* **Given problem**:
Isolate every line in the records below with "conversations" in it.

-- Start Given data --

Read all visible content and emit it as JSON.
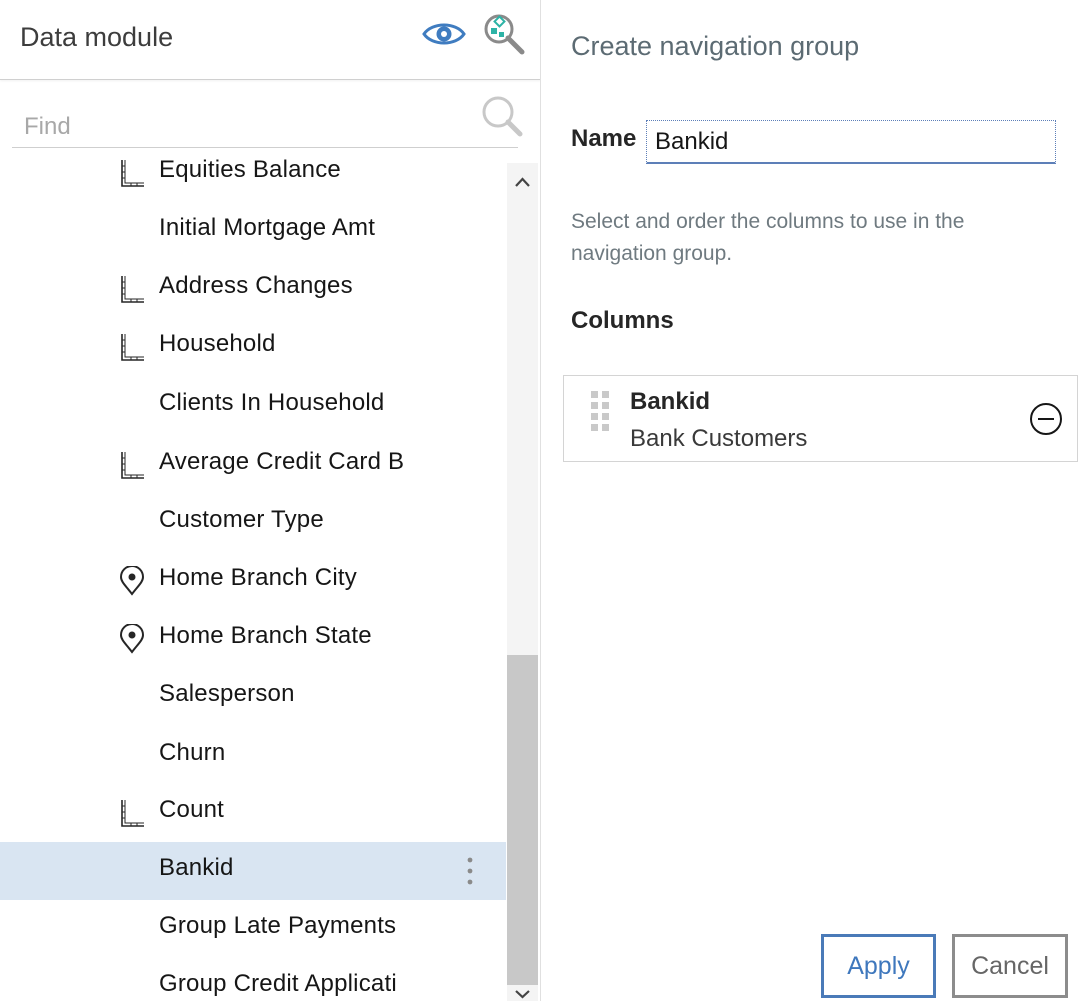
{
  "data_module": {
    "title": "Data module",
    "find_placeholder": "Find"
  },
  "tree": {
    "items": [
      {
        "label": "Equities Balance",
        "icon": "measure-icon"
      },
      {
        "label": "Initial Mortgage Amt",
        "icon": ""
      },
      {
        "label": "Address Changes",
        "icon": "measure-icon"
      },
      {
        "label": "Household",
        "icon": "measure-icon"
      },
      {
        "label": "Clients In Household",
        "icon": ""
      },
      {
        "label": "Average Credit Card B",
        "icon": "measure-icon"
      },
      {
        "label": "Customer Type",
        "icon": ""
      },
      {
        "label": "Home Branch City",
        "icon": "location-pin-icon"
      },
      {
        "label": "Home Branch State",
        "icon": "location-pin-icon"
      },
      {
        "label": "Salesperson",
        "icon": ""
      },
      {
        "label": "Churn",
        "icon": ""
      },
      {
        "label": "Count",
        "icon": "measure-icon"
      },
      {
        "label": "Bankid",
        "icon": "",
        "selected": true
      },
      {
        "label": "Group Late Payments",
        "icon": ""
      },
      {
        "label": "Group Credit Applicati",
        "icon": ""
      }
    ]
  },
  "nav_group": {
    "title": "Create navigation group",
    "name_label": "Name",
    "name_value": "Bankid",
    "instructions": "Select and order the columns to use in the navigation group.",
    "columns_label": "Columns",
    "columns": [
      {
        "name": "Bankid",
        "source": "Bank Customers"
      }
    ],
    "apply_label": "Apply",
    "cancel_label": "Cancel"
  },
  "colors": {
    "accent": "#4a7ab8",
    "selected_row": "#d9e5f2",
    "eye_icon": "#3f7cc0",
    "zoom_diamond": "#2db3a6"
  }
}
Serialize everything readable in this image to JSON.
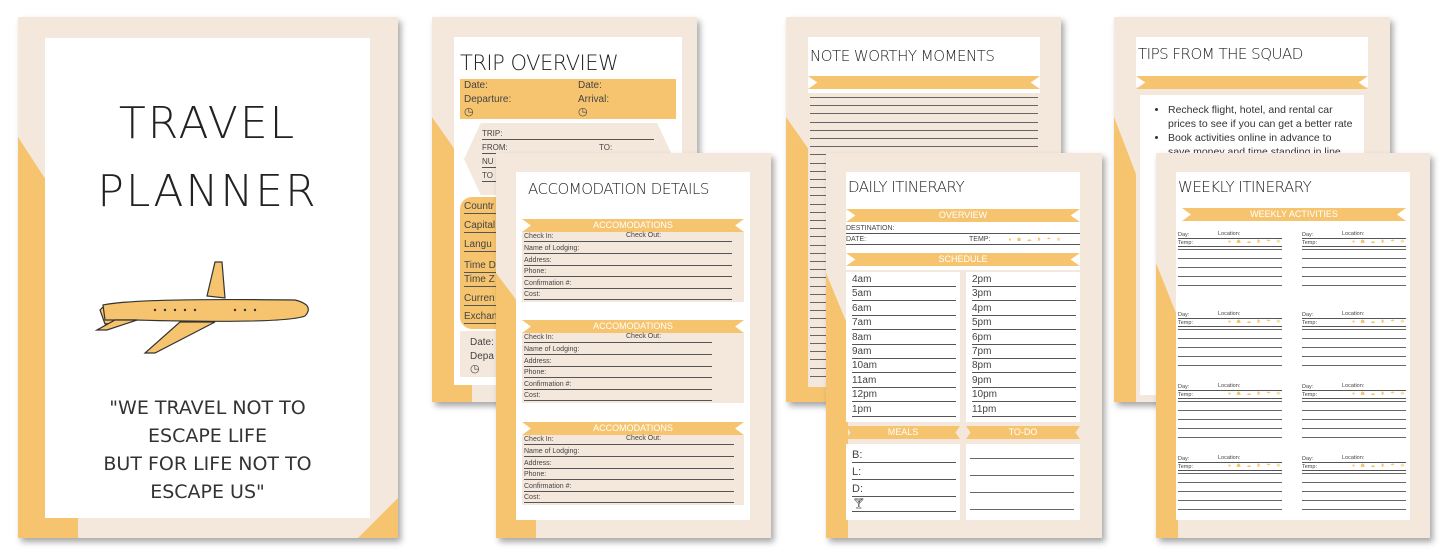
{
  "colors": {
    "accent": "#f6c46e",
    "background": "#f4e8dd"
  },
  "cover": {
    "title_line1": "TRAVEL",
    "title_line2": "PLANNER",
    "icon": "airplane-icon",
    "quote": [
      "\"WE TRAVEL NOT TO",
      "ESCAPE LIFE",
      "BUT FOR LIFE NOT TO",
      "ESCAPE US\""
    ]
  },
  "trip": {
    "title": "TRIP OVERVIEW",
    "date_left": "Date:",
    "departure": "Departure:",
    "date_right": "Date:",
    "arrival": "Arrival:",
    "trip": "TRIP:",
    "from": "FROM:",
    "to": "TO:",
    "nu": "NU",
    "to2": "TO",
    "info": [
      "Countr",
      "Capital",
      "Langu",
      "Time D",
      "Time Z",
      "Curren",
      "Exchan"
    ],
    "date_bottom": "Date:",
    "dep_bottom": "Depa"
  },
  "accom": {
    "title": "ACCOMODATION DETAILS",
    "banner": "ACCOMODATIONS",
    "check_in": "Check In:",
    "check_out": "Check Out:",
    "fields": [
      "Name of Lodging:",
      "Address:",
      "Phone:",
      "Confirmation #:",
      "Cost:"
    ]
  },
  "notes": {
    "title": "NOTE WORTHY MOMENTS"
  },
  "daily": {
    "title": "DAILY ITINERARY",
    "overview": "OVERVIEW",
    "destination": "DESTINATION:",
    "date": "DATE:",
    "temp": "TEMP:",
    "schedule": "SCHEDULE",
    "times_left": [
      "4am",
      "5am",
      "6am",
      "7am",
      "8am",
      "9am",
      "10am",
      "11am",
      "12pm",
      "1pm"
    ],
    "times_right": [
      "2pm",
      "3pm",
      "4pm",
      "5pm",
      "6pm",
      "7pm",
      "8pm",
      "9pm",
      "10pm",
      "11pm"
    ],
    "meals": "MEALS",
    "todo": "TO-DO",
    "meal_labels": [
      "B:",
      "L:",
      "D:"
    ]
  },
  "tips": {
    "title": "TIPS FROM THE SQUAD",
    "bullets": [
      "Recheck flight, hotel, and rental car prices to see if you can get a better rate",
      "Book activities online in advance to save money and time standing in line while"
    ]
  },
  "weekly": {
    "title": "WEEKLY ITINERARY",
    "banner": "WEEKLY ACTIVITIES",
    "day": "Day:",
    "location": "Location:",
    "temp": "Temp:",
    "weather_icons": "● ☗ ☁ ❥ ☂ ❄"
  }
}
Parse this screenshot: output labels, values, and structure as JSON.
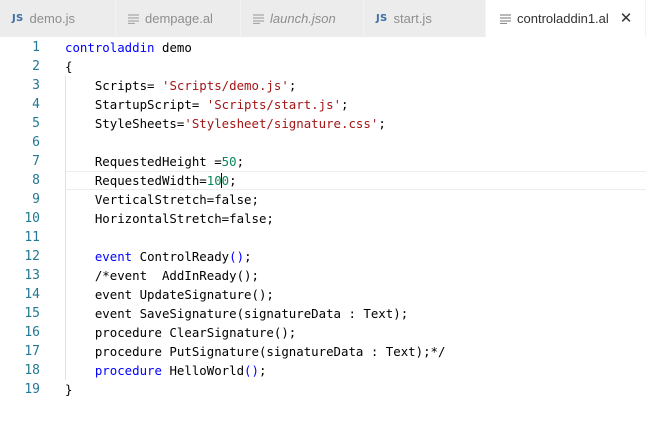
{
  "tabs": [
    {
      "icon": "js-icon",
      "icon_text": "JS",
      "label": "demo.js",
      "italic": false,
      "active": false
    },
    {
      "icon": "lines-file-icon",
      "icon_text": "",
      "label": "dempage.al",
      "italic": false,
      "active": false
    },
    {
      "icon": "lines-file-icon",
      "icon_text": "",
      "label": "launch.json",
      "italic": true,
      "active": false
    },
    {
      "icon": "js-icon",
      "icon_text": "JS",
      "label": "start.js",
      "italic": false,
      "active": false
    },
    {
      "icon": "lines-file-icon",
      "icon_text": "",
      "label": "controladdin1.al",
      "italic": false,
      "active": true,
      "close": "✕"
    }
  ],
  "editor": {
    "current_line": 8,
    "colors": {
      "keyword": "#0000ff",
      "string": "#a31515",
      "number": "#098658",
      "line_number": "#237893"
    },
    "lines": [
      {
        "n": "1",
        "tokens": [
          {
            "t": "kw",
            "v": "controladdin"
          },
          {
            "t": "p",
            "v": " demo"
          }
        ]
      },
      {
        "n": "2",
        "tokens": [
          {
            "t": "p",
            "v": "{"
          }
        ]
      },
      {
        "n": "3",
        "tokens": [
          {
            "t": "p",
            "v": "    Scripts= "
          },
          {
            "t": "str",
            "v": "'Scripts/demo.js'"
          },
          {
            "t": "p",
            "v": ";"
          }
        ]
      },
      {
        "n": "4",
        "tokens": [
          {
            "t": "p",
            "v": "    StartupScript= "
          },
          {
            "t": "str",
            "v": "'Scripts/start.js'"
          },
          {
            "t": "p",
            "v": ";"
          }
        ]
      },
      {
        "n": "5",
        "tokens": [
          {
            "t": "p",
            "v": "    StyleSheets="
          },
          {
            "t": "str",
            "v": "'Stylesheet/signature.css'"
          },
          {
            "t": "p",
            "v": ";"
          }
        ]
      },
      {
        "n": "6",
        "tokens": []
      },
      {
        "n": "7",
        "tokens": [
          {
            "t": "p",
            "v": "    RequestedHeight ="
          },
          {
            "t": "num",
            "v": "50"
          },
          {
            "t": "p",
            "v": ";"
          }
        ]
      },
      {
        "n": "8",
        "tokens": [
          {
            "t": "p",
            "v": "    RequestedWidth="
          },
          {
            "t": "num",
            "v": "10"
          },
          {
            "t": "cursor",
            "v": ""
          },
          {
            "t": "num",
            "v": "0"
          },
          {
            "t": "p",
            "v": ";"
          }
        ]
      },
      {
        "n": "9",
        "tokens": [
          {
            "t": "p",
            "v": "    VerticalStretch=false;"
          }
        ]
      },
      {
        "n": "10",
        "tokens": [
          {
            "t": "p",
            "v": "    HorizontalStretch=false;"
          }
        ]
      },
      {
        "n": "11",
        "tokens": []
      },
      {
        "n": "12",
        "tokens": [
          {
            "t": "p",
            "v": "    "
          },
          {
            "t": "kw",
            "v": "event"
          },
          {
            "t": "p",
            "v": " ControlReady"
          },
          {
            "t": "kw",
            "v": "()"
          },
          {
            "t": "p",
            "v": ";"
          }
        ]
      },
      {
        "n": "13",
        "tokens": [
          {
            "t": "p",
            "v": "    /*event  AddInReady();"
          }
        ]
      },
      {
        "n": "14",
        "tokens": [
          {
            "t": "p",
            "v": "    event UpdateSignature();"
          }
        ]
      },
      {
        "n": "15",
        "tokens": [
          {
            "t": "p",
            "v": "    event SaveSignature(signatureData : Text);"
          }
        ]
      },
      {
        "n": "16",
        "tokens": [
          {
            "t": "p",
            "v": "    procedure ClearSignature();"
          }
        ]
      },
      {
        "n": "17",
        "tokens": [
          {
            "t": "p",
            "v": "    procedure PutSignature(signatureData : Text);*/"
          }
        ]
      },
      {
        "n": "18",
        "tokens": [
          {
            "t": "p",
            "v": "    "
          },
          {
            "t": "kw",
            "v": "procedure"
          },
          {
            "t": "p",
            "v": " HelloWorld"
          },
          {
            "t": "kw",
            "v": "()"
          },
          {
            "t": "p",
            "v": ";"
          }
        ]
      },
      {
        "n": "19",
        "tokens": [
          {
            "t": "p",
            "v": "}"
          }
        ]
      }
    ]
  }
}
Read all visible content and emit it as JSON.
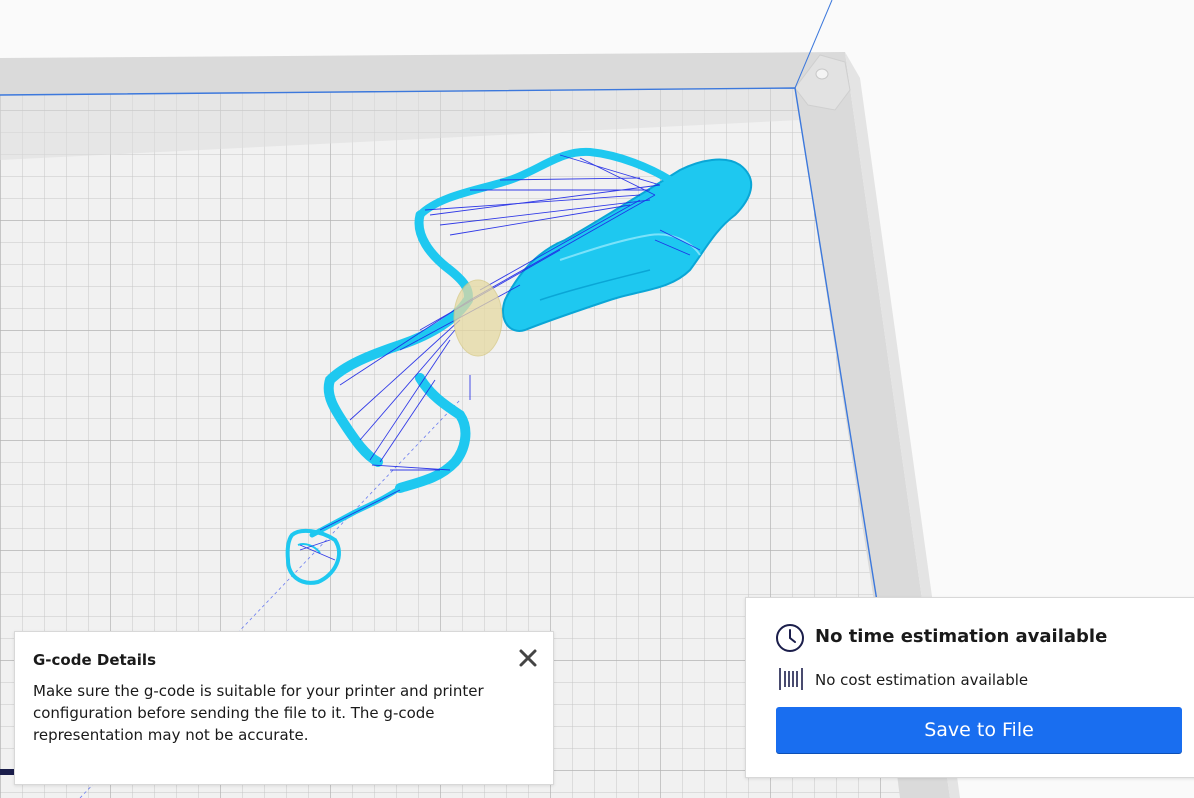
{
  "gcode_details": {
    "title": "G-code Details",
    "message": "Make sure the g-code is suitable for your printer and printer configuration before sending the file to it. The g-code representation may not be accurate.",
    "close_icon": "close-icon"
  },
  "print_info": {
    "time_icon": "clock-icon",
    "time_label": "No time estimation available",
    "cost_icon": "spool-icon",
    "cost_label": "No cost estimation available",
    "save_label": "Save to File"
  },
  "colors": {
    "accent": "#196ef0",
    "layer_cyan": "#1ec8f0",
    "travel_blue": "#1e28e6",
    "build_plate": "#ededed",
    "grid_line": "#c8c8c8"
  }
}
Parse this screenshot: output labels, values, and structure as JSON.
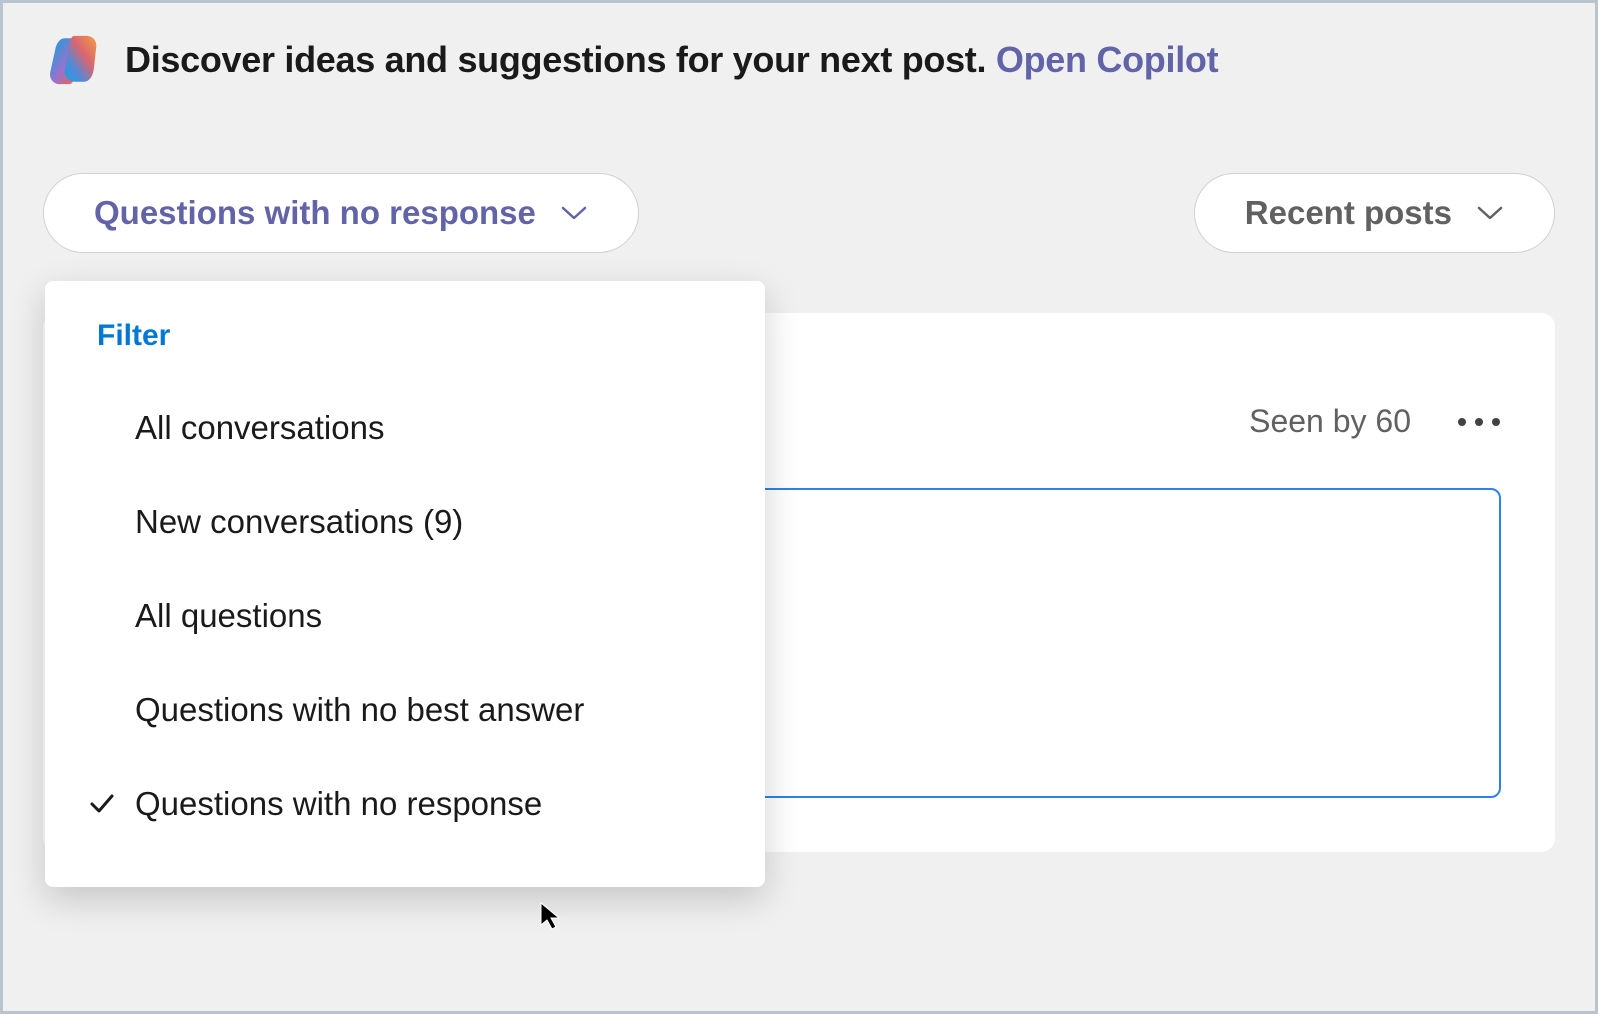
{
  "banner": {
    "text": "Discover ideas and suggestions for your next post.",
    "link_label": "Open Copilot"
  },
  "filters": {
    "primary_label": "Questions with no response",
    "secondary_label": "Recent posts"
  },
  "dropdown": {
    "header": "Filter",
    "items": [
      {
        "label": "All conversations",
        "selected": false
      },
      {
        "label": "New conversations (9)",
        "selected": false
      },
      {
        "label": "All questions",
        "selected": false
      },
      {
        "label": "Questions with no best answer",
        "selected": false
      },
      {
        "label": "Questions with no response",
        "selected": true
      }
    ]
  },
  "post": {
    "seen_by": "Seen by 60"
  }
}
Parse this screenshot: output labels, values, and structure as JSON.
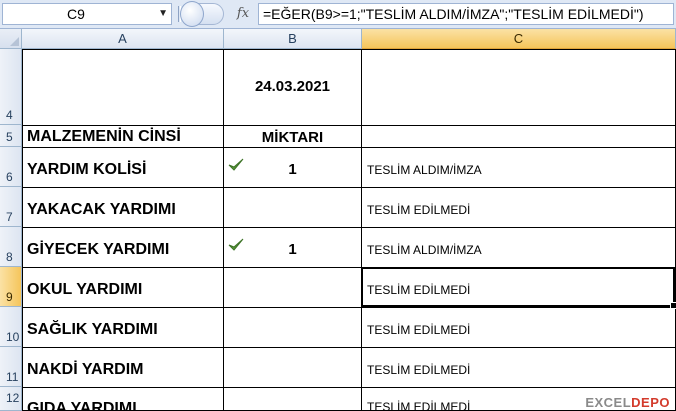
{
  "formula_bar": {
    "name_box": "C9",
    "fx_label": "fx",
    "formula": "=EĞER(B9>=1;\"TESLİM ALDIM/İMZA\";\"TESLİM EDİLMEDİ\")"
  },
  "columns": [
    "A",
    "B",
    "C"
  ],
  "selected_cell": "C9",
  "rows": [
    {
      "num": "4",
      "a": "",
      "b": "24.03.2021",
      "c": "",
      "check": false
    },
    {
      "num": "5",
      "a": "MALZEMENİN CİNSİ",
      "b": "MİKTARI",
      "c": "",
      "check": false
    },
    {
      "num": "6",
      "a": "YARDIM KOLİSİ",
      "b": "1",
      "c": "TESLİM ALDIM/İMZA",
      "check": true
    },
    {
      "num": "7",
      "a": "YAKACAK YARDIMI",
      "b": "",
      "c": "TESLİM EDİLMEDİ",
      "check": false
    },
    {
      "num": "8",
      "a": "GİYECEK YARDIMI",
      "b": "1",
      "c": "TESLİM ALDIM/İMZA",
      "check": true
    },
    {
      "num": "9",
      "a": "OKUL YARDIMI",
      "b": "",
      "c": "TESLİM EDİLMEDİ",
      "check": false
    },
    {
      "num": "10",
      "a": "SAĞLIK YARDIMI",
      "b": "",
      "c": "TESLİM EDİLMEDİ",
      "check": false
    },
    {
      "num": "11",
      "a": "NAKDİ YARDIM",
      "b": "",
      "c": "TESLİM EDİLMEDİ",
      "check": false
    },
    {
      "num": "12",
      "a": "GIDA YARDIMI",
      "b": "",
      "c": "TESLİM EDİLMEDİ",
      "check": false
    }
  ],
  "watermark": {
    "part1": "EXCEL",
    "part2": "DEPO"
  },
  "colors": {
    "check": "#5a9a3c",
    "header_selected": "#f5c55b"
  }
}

-- End Given data --

* **Correct response**:
        "label": "All conversations",
        "label": "New conversations (9)",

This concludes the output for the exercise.